> **Given information**
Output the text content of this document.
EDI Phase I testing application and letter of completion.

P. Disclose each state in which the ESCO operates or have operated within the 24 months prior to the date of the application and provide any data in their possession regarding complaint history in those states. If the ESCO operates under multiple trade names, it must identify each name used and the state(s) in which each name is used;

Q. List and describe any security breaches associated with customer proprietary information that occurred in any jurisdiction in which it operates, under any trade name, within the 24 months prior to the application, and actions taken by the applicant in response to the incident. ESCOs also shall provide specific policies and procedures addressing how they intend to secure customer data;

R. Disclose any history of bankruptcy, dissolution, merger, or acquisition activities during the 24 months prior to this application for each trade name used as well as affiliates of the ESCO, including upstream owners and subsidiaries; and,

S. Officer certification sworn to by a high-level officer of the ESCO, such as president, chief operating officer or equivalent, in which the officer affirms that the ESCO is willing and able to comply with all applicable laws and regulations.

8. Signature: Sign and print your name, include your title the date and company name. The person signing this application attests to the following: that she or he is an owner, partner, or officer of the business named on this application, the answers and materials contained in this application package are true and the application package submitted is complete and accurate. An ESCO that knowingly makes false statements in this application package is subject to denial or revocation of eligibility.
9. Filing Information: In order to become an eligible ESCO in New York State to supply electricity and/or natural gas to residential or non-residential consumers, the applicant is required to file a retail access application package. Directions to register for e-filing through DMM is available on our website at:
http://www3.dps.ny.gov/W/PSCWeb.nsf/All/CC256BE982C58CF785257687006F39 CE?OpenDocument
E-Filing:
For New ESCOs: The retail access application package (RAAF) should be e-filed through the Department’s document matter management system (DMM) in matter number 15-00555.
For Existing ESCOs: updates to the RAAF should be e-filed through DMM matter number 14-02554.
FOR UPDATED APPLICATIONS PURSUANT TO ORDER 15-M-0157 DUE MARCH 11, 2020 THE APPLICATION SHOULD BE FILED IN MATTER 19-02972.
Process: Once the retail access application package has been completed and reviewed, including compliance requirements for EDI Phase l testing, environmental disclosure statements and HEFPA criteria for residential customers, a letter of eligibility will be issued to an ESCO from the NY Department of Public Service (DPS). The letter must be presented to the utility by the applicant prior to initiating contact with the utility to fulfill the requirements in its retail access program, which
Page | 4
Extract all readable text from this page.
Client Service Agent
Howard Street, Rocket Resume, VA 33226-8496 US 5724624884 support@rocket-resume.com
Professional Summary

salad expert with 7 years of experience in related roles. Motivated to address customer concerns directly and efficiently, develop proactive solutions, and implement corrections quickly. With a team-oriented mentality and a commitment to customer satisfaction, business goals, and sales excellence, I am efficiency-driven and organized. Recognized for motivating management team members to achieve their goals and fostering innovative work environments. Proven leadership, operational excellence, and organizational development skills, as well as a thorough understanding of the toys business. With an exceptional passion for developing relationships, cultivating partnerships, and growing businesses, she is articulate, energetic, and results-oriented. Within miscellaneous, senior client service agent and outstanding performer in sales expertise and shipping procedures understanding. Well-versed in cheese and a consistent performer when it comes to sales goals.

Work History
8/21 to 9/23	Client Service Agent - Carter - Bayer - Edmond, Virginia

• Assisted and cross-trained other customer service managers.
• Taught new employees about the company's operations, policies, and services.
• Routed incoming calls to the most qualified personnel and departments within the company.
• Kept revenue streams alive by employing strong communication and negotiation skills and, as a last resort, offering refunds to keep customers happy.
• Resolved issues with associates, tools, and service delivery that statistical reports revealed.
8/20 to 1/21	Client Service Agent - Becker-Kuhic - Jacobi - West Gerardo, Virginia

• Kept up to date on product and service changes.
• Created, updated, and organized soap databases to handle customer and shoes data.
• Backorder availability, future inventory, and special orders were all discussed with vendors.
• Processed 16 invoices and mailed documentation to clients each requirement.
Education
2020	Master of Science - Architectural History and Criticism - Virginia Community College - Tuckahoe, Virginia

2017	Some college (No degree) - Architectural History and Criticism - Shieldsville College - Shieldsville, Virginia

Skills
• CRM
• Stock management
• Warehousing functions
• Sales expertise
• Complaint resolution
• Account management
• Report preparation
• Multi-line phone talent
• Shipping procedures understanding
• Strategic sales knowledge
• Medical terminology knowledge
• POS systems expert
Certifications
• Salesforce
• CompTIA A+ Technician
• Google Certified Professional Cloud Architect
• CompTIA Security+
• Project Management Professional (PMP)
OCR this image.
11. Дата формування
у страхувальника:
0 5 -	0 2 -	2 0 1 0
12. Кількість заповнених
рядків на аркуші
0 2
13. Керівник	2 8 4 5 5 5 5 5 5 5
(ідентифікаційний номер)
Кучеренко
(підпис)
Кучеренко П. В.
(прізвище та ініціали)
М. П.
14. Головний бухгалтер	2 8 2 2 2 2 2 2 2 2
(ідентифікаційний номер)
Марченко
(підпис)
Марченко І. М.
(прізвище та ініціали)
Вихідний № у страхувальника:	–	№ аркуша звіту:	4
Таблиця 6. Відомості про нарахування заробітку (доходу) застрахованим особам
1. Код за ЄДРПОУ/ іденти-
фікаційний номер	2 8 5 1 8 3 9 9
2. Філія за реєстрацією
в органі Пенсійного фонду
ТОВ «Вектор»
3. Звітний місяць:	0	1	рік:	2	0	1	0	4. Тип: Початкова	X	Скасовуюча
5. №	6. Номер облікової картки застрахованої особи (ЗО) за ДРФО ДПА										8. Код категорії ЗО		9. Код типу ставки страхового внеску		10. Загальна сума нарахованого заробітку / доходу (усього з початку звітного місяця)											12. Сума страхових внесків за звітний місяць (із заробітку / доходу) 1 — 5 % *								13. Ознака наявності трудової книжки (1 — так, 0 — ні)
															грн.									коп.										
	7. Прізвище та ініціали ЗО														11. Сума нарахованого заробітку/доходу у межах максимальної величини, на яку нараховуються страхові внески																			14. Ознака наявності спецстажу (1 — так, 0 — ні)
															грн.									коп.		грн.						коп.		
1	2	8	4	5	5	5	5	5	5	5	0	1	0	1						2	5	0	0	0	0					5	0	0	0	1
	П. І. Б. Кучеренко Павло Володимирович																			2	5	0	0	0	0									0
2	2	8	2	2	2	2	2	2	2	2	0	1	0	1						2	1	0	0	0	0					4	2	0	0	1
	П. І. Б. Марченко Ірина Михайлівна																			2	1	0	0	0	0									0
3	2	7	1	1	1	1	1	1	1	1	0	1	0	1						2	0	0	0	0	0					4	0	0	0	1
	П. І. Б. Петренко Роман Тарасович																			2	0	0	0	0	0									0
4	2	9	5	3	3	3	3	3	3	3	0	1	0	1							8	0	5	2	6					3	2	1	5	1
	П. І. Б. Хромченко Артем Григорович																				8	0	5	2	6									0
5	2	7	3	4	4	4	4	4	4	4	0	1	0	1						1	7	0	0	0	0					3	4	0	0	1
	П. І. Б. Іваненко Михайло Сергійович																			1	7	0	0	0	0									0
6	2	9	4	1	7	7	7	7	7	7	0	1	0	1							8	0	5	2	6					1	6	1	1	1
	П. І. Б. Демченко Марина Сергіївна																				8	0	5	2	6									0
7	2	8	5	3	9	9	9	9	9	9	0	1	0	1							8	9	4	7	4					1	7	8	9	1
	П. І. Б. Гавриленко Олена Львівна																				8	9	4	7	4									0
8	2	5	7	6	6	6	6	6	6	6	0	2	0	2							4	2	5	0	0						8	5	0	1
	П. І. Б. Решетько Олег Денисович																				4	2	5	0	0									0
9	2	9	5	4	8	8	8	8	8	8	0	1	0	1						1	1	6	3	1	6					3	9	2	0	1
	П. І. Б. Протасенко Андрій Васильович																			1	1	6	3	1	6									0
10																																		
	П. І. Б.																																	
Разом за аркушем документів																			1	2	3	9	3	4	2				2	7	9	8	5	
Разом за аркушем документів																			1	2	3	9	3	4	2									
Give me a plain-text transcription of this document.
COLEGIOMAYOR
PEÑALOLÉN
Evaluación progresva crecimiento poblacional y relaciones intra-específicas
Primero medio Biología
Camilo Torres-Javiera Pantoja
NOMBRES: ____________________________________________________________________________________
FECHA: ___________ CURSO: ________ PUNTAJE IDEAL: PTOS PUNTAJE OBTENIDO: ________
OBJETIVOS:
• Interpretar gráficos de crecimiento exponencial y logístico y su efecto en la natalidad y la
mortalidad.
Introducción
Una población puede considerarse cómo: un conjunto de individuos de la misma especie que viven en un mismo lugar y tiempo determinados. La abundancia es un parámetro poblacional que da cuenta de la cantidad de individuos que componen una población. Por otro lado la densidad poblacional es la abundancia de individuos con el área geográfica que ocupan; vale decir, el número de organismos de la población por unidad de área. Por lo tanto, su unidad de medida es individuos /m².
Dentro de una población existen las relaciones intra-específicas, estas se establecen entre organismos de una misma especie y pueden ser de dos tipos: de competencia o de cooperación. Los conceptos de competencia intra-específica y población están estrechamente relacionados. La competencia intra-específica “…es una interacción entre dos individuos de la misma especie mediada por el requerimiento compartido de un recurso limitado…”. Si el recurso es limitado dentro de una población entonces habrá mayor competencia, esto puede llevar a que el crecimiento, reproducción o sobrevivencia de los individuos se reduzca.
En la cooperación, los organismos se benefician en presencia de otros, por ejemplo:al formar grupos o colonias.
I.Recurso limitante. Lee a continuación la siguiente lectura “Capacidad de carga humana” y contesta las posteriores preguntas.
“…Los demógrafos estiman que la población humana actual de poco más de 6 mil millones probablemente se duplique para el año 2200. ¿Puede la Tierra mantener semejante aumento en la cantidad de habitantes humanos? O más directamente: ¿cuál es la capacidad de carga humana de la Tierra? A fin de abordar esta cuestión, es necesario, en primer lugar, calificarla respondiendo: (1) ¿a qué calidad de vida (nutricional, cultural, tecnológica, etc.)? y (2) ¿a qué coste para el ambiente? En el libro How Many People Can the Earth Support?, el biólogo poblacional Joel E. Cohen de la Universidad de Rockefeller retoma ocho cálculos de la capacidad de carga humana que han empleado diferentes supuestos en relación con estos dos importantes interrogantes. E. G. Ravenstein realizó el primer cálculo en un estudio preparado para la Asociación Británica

> **Problem statement**
Work through the records line by line and tally those holding "Filing". Reply with the number alone.

> **Solution to this problem**
2